Exercise
The data must be written out once more, precisely as given.

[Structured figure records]
————————

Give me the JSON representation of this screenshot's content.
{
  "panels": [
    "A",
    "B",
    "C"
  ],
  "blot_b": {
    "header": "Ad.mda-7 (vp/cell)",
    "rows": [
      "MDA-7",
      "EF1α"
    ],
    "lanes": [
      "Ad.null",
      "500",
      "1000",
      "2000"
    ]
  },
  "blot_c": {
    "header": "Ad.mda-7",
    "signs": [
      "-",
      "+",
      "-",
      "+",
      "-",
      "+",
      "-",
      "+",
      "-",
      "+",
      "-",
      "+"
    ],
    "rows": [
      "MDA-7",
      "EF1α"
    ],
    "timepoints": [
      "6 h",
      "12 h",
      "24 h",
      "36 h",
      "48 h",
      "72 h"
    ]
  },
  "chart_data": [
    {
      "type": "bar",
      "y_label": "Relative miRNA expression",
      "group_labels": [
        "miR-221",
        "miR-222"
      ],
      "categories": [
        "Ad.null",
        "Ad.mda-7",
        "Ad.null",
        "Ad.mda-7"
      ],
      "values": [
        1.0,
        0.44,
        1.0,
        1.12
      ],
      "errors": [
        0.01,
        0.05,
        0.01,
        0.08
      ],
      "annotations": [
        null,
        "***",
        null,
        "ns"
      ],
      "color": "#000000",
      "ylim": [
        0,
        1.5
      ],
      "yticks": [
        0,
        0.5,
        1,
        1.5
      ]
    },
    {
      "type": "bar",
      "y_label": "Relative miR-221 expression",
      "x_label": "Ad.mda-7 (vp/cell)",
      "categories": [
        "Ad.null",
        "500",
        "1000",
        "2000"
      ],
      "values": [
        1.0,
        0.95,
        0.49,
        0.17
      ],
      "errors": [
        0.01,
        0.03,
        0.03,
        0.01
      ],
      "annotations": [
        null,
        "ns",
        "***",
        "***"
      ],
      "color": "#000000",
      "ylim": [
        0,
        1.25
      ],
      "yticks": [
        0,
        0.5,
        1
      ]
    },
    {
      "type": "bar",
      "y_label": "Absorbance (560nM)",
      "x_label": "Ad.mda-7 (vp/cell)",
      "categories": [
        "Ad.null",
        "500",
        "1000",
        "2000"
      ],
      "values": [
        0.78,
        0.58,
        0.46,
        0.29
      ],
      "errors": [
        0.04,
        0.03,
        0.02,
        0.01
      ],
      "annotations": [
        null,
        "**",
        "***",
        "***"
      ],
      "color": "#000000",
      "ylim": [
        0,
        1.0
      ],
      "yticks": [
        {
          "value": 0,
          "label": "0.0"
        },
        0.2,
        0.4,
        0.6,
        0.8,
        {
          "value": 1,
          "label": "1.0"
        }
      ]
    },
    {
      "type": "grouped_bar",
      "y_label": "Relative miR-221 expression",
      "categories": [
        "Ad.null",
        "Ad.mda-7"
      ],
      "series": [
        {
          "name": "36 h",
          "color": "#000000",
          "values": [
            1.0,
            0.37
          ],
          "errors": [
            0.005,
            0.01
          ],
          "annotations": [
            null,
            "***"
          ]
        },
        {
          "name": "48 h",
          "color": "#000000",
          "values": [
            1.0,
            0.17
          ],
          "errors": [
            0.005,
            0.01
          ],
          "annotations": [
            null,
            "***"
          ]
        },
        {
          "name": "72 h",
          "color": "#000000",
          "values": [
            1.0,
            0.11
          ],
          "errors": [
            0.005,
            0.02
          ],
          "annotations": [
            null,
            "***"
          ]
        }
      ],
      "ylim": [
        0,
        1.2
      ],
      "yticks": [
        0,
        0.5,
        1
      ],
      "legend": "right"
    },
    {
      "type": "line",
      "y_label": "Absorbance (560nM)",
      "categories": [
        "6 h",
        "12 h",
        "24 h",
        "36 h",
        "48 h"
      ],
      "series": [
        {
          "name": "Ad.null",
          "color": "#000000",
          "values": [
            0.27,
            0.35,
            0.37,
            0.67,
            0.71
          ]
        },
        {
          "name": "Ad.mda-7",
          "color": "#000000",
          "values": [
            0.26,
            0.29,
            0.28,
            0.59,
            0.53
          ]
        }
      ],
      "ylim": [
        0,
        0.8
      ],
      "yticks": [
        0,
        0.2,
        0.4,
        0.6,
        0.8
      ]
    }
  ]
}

————————

Correct response
Give me the JSON representation of this screenshot's content.
{
  "panels": [
    "A",
    "B",
    "C"
  ],
  "blot_b": {
    "header": "Ad.mda-7 (vp/cell)",
    "rows": [
      "MDA-7",
      "EF1α"
    ],
    "lanes": [
      "Ad.null",
      "500",
      "1000",
      "2000"
    ]
  },
  "blot_c": {
    "header": "Ad.mda-7",
    "signs": [
      "-",
      "+",
      "-",
      "+",
      "-",
      "+",
      "-",
      "+",
      "-",
      "+",
      "-",
      "+"
    ],
    "rows": [
      "MDA-7",
      "EF1α"
    ],
    "timepoints": [
      "6 h",
      "12 h",
      "24 h",
      "36 h",
      "48 h",
      "72 h"
    ]
  },
  "chart_data": [
    {
      "type": "bar",
      "y_label": "Relative miRNA expression",
      "group_labels": [
        "miR-221",
        "miR-222"
      ],
      "categories": [
        "Ad.null",
        "Ad.mda-7",
        "Ad.null",
        "Ad.mda-7"
      ],
      "values": [
        1.0,
        0.44,
        1.0,
        1.12
      ],
      "errors": [
        0.01,
        0.05,
        0.01,
        0.08
      ],
      "annotations": [
        null,
        "***",
        null,
        "ns"
      ],
      "color": "#000000",
      "ylim": [
        0,
        1.5
      ],
      "yticks": [
        0,
        0.5,
        1,
        1.5
      ]
    },
    {
      "type": "bar",
      "y_label": "Relative miR-221 expression",
      "x_label": "Ad.mda-7 (vp/cell)",
      "categories": [
        "Ad.null",
        "500",
        "1000",
        "2000"
      ],
      "values": [
        1.0,
        0.95,
        0.49,
        0.17
      ],
      "errors": [
        0.01,
        0.03,
        0.03,
        0.01
      ],
      "annotations": [
        null,
        "ns",
        "***",
        "***"
      ],
      "color": "#000000",
      "ylim": [
        0,
        1.25
      ],
      "yticks": [
        0,
        0.5,
        1
      ]
    },
    {
      "type": "bar",
      "y_label": "Absorbance (560nM)",
      "x_label": "Ad.mda-7 (vp/cell)",
      "categories": [
        "Ad.null",
        "500",
        "1000",
        "2000"
      ],
      "values": [
        0.78,
        0.58,
        0.46,
        0.29
      ],
      "errors": [
        0.04,
        0.03,
        0.02,
        0.01
      ],
      "annotations": [
        null,
        "**",
        "***",
        "***"
      ],
      "color": "#000000",
      "ylim": [
        0,
        1.0
      ],
      "yticks": [
        {
          "value": 0,
          "label": "0.0"
        },
        0.2,
        0.4,
        0.6,
        0.8,
        {
          "value": 1,
          "label": "1.0"
        }
      ]
    },
    {
      "type": "grouped_bar",
      "y_label": "Relative miR-221 expression",
      "categories": [
        "Ad.null",
        "Ad.mda-7"
      ],
      "series": [
        {
          "name": "36 h",
          "color": "#000000",
          "values": [
            1.0,
            0.37
          ],
          "errors": [
            0.005,
            0.01
          ],
          "annotations": [
            null,
            "***"
          ]
        },
        {
          "name": "48 h",
          "color": "#000000",
          "values": [
            1.0,
            0.17
          ],
          "errors": [
            0.005,
            0.01
          ],
          "annotations": [
            null,
            "***"
          ]
        },
        {
          "name": "72 h",
          "color": "#000000",
          "values": [
            1.0,
            0.11
          ],
          "errors": [
            0.005,
            0.02
          ],
          "annotations": [
            null,
            "***"
          ]
        }
      ],
      "ylim": [
        0,
        1.2
      ],
      "yticks": [
        0,
        0.5,
        1
      ],
      "legend": "right"
    },
    {
      "type": "line",
      "y_label": "Absorbance (560nM)",
      "categories": [
        "6 h",
        "12 h",
        "24 h",
        "36 h",
        "48 h"
      ],
      "series": [
        {
          "name": "Ad.null",
          "color": "#000000",
          "values": [
            0.27,
            0.35,
            0.37,
            0.67,
            0.71
          ]
        },
        {
          "name": "Ad.mda-7",
          "color": "#000000",
          "values": [
            0.26,
            0.29,
            0.28,
            0.59,
            0.53
          ]
        }
      ],
      "ylim": [
        0,
        0.8
      ],
      "yticks": [
        0,
        0.2,
        0.4,
        0.6,
        0.8
      ]
    }
  ]
}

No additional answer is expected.